* BEGIN *

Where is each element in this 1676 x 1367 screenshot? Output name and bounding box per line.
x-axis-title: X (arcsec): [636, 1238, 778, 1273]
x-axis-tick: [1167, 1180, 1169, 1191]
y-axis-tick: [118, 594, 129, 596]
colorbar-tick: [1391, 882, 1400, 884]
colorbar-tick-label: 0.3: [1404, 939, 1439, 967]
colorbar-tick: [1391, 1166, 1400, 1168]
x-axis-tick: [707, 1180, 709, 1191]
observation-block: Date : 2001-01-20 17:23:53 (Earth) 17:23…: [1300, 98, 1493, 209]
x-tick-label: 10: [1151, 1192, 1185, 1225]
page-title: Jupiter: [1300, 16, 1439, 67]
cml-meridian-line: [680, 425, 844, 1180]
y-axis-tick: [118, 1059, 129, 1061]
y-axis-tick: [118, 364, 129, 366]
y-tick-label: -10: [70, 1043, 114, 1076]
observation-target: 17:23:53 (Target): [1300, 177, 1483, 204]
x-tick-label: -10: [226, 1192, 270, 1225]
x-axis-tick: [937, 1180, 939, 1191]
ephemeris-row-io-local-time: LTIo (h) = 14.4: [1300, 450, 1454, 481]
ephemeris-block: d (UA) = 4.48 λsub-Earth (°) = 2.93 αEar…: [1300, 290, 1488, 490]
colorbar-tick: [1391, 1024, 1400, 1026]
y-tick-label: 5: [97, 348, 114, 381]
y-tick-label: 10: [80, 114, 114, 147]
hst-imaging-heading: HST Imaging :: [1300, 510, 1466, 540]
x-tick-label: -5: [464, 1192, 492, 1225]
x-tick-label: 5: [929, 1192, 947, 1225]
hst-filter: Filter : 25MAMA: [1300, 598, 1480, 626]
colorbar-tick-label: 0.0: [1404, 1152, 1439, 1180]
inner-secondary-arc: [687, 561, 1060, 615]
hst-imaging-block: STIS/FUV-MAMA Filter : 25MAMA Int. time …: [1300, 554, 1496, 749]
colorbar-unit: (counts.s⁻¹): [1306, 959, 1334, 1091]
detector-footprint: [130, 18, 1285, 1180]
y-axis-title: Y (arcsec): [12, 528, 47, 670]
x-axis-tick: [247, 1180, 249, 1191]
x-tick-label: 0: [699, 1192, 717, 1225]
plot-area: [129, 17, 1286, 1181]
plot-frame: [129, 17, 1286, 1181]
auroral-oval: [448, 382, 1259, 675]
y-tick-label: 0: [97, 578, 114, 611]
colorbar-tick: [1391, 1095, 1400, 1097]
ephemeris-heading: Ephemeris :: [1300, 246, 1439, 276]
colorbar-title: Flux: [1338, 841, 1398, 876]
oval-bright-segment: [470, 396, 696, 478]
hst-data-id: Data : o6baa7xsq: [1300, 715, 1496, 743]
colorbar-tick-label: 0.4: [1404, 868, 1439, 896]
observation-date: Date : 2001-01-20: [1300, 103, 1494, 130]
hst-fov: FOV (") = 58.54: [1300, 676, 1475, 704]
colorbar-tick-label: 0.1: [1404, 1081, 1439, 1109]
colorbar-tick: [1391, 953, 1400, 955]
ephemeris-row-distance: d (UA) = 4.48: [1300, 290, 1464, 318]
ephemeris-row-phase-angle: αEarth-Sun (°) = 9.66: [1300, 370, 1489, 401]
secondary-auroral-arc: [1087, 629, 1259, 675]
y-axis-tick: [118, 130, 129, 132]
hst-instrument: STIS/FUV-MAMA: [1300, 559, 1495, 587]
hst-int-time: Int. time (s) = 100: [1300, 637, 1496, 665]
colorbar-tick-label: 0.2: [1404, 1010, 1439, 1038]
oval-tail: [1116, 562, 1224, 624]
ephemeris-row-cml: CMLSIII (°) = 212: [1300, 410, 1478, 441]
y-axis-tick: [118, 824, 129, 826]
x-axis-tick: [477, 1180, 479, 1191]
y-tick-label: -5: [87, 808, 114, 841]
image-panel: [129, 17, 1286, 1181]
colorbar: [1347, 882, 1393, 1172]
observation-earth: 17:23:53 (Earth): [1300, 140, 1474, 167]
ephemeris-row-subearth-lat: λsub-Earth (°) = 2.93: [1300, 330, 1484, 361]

* END *

Exercise: Rewrite the data from the first line up to and including the line with "colorbar-tick: [1391, 882, 1400, 884]", changing "screenshot" to "image" and keeping everything else the same.

Written answer:
Where is each element in this 1676 x 1367 image? Output name and bounding box per line.
x-axis-title: X (arcsec): [636, 1238, 778, 1273]
x-axis-tick: [1167, 1180, 1169, 1191]
y-axis-tick: [118, 594, 129, 596]
colorbar-tick: [1391, 882, 1400, 884]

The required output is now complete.